Task prompt -
Answer these questions about the text on the Chamdo languages below:
(a) In which prefecture and region are the Chamdo languages spoken?
(b) Who provides the computational phylogenetic classification of these languages, and in what year?
(c) What Glottolog code does the text list?

Quoted text -
- Geographic distribution: Chamdo Prefecture, Tibet
- Linguistic classification: Sino-Tibetan(unclassified); Qiangic? rGyalrongic?Chamdo; ;
- Subdivisions: Lamo; Larong; Drag-yab;

Language codes
- Glottolog: cham1336

= Chamdo languages =

Group of Sino-Tibetan languages

The Chamdo languages are a group of recently discovered, closely related Sino-Tibetan languages spoken in Chamdo Prefecture, Tibet. Their position within the Sino-Tibetan language family is currently uncertain.

==Languages==
The Chamdo languages are:

- Lamo, gSerkhu
- Larong, cZerkhu
- Drag-yab

==Classification==
Jiang (2022) provides the following computational phylogenetic classification of the Chamdo languages.

==Lexical comparison==
===Nyima & Suzuki (2019)===
Lexical comparisons of numerals in four Chamdo languages from Nyima & Suzuki (2019):

| Gloss | Larong | Drag-yab | gSerkhu | Lamo |
|---|---|---|---|---|
| one | ˊte khɯ | ˊtɛ | ˊtɕɛ | ˉdə |
| two | ˊne | ˊne | ˊna | ˉna |
| three | ˊsɔ̃ | ˊsɔ̃ | ˊsɔ̃ | ˉsɔ̰̃ |
| four | ˊɣə | ˉʑe | ˊli | ˉlə̰ |
| five | ˉŋa | ˊŋɑ | ˊɴɑ | ˉɴwə̰˞ |
| six | ˊtɕhu | ˉntɕho | ˊtɕhu | ˊtɕi |
| seven | ˊn̥i | ˉȵ̊e | ˊȵ̊ɛ | ˉn̥i |
| eight | ˊɕe | ˉɕe | ˊɕɛ | ˉɦdʑə |
| nine | ˊɦgɯ | ˉɴɢo | ˊku | ˉŋgo |
| ten | ˉʔa qõ | ˊɦa̰ qo | ˉχɑ |  |
| eleven | ˉʔa’ tə | ˊɦa̰ tɛ | ˉhtɕo htɕiʔ |  |
| twelve | ˉʔa’ ne | ˊɦa̰ ne | ˉhtɕo ɦȵi |  |
| thirteen | ˉʔɔ’ sɔ̃ | ˊɦa̰ sɔ̃ | ˉhtɕu hsɔ̃ |  |
| fourteen | ˉʔɔ’ ɣə | ˊɦa̰ ʑe | ˉhtɕʉ ɦʑə |  |
| fifteen | ˉʔɑ’ ɴɑ | ˊɦa̰ ɴɑ̰ | ˉhtɕɛ ɦŋa |  |
| sixteen | ˉʔo’ tɕhu | ˊɦa̰ntɕho | ˉhtɕu ʈuʔ |  |
| seventeen | ˉʔɔ’ ȵ̊e | ˊɦa̰ȵ̊e | ˉhtɕu ɦdʉ̃ |  |
| eighteen | ˉʔɔ’ ɕɛ | ˊɦa̰ ɕe | ˉhtɕu ɦdʑɛʔ |  |
| nineteen | ˉʔɛ’ ɴɢə | ˊɦa̰ɴɢo | ˉhtɕu ɦgu |  |
| twenty | ˉnɑ | ˊnɑ | ˊȵi ɕu |  |

===Suzuki & Nyima (2018)===
Suzuki & Nyima (2018: 4-6) provide the following lexical items for Lamo, Larong, and Drag-yab.

Records -
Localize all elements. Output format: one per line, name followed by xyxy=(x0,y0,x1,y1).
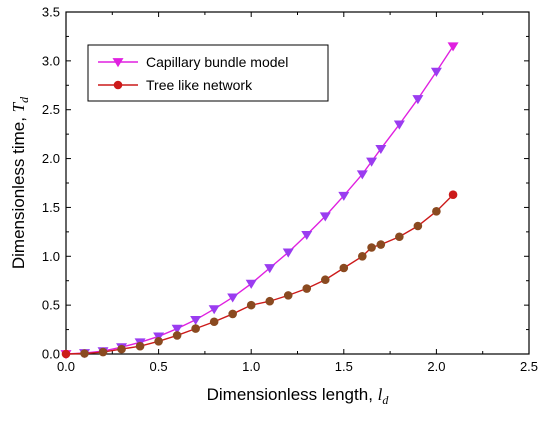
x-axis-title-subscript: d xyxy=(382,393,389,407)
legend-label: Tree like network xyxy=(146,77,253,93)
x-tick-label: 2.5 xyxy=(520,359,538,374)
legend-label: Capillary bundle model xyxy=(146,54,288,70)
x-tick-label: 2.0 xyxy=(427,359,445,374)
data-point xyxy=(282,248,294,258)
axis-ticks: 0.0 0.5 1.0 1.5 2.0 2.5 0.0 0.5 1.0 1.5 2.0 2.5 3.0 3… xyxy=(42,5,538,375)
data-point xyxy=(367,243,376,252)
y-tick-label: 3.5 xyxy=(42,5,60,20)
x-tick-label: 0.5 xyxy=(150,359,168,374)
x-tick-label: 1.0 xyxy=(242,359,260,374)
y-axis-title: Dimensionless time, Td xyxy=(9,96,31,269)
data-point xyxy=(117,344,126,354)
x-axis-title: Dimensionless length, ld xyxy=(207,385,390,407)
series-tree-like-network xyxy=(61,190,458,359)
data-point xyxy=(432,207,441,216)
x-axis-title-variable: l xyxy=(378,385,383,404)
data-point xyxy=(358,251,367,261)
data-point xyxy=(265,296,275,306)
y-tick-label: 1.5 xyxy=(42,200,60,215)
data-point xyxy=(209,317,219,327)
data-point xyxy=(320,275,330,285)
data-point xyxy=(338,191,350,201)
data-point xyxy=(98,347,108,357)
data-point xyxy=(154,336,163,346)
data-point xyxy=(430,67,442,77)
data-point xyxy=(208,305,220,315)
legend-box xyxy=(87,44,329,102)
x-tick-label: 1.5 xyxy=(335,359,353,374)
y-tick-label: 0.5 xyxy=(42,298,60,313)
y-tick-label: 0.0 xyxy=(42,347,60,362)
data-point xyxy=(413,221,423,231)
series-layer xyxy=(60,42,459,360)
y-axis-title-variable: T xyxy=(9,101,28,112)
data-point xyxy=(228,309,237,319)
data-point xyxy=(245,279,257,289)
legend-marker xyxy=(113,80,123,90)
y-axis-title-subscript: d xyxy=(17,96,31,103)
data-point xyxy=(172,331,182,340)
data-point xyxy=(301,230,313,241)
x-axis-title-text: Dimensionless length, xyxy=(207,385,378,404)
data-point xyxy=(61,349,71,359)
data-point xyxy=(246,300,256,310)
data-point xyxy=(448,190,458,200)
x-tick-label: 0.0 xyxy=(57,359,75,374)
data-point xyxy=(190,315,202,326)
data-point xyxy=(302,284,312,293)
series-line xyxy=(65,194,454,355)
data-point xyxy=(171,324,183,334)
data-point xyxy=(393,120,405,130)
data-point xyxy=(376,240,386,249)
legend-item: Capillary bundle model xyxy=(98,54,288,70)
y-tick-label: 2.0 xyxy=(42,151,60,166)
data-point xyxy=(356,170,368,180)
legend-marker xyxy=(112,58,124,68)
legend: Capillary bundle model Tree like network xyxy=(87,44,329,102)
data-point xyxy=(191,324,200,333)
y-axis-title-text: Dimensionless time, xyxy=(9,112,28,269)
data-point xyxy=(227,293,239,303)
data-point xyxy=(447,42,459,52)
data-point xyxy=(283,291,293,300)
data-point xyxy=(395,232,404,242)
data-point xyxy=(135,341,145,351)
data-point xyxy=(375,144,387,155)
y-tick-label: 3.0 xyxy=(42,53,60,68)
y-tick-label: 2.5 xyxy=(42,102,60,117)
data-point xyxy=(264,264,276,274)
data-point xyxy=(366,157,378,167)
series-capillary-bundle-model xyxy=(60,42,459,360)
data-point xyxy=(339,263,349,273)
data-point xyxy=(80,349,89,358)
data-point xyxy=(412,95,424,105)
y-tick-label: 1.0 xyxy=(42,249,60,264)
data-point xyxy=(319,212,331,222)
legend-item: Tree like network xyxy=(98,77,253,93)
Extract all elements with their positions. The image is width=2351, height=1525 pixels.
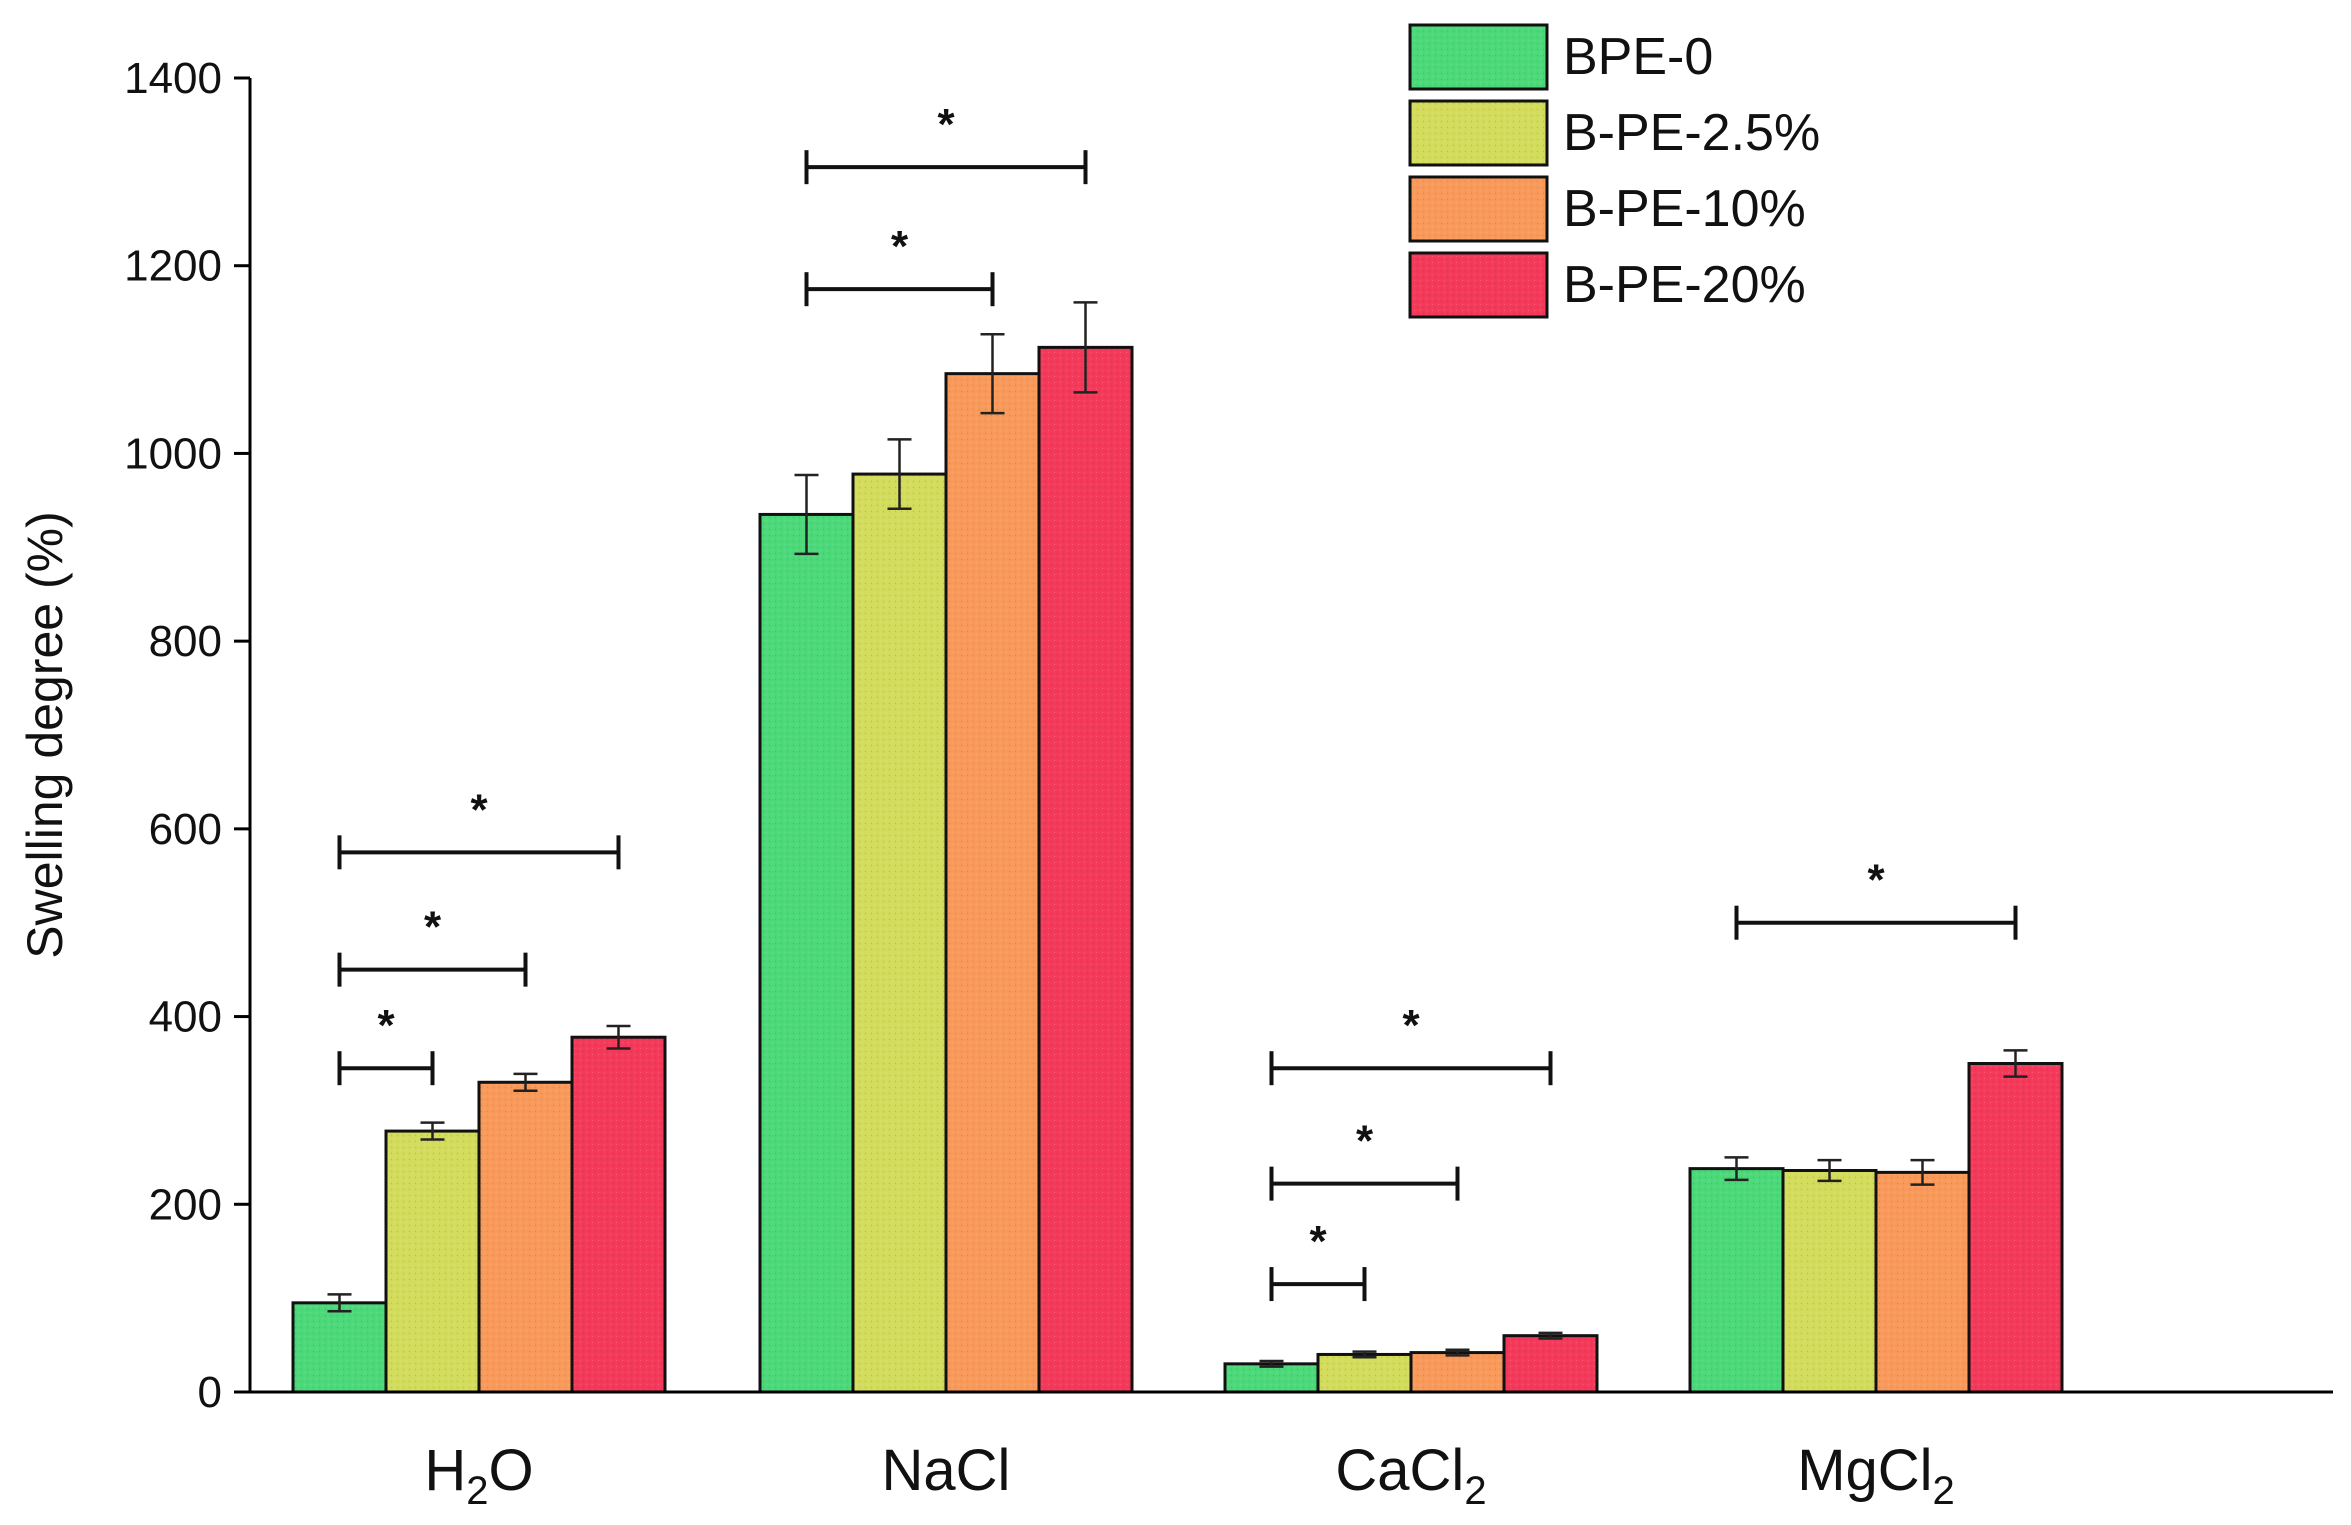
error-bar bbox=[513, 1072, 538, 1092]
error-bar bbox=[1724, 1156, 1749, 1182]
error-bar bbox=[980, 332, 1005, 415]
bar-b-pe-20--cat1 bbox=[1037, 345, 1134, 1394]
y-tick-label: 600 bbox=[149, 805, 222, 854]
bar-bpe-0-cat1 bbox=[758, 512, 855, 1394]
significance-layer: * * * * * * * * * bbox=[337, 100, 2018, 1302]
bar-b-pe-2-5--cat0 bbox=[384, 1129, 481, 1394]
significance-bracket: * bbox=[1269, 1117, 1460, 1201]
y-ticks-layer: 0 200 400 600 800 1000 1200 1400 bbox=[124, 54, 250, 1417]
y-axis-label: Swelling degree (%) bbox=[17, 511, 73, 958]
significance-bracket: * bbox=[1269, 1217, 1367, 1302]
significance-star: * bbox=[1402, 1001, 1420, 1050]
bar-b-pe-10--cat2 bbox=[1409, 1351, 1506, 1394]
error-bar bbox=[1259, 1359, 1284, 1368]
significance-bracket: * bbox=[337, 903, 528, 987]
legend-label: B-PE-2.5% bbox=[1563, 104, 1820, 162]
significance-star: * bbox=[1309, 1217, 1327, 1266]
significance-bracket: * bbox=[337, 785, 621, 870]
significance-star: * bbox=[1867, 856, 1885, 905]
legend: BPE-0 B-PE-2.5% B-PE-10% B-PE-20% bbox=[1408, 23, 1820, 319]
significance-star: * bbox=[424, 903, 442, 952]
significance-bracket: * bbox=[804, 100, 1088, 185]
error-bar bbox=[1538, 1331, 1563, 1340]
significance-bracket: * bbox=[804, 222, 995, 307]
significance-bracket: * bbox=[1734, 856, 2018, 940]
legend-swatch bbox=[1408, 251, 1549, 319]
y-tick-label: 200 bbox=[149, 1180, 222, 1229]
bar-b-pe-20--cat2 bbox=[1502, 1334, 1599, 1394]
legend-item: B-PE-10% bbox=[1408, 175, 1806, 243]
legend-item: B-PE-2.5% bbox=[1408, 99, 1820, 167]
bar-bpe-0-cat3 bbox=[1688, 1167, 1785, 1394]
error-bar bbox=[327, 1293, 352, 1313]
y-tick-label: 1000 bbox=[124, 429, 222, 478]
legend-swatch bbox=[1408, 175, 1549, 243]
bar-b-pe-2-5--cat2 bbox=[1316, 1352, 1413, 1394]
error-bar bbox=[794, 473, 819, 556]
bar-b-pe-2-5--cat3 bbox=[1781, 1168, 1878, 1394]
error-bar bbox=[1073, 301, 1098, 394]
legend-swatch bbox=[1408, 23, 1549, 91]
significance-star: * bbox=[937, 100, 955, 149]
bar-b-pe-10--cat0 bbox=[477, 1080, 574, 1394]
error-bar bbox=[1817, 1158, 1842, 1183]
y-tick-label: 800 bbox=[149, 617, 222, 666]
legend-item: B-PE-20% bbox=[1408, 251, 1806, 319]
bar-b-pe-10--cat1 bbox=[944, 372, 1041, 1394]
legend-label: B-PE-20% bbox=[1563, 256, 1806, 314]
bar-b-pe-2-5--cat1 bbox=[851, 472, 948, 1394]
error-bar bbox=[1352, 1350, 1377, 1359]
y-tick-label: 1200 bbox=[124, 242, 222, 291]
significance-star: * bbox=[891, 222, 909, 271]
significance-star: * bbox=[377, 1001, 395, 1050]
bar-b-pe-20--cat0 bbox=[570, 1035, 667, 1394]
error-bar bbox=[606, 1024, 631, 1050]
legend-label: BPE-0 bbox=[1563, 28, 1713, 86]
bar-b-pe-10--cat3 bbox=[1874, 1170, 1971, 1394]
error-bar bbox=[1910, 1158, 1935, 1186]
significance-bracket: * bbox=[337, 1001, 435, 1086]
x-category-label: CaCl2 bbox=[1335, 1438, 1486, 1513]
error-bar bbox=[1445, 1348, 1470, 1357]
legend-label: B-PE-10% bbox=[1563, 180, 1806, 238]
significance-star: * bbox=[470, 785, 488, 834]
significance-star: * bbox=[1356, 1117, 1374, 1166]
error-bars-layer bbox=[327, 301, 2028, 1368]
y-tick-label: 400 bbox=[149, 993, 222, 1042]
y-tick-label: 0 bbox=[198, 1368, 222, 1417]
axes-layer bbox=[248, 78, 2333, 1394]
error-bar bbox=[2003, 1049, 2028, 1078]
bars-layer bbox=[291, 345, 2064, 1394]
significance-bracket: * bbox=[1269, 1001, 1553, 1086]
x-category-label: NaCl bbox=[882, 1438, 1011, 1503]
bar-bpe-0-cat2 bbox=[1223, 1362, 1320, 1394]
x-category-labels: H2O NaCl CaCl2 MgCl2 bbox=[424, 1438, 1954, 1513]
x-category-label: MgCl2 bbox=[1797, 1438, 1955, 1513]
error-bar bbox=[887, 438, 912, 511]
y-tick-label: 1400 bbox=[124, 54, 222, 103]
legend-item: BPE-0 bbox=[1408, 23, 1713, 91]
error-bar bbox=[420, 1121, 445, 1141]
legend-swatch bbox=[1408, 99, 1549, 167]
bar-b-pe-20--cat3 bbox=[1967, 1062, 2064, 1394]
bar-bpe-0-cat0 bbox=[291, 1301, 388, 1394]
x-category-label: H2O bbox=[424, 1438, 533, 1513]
--
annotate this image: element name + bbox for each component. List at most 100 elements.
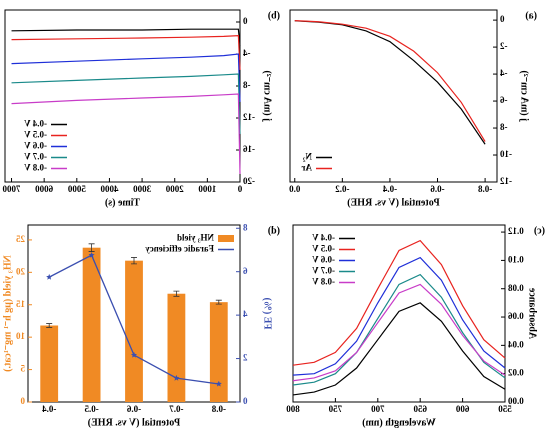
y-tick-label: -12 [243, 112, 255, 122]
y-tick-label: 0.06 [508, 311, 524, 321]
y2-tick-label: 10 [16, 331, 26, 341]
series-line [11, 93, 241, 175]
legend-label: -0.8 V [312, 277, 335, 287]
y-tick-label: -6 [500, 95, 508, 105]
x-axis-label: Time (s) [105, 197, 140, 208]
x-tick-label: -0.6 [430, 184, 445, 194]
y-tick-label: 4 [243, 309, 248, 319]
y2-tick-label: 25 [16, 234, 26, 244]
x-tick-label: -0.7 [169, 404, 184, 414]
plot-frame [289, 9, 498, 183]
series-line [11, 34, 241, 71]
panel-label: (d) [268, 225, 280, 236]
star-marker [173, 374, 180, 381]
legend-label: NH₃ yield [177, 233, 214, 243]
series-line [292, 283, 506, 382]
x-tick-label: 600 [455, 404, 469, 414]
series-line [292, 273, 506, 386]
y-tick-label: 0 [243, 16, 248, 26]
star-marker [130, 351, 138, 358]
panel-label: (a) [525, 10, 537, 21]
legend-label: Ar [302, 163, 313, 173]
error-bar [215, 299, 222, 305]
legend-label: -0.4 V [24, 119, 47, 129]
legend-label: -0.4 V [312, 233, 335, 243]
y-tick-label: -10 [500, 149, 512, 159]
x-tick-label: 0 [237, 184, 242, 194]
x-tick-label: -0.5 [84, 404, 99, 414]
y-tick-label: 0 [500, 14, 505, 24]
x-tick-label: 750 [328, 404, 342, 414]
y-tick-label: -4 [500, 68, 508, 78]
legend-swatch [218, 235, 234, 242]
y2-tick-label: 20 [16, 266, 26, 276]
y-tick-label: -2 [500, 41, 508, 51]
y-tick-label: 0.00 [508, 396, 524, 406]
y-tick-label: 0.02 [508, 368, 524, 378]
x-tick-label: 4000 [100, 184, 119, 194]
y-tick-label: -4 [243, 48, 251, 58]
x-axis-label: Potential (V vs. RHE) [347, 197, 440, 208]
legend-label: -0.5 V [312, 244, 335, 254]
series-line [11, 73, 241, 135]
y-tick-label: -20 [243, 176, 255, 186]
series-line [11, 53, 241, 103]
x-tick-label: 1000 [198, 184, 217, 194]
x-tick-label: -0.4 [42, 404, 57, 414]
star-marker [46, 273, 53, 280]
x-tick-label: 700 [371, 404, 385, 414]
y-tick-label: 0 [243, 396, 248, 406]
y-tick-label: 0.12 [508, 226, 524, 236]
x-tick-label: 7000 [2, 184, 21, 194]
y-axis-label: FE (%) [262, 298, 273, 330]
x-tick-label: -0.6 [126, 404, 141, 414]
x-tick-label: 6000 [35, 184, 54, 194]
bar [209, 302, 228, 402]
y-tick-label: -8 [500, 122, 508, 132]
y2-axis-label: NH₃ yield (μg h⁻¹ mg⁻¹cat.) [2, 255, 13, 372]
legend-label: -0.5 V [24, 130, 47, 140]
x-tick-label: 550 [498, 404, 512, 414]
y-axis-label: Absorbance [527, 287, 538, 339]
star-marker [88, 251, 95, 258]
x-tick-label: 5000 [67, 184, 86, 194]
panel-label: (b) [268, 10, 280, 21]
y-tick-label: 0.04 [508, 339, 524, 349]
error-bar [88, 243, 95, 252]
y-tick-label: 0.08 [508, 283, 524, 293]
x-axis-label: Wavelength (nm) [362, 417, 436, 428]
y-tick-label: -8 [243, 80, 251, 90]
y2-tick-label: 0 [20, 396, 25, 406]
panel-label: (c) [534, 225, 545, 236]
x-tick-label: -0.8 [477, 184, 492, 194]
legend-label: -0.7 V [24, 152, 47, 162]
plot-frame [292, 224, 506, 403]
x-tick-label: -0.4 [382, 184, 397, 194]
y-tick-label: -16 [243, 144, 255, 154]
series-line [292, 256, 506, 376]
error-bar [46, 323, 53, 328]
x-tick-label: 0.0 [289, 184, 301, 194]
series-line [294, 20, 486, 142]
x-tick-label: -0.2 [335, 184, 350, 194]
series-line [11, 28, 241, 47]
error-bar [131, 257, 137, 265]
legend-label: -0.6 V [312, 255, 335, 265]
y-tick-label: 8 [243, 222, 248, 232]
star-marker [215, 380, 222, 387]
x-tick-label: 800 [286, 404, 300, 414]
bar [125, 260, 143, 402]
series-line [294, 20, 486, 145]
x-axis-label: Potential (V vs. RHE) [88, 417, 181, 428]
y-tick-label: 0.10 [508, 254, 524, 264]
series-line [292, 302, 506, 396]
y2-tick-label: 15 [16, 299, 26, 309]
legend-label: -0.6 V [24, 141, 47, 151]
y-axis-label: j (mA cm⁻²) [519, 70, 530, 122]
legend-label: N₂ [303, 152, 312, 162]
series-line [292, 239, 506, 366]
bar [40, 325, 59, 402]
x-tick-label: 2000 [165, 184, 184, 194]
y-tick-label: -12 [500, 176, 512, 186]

Written solution -
(a) Chamdo Prefecture, Tibet.
(b) Jiang, in 2022.
(c) cham1336.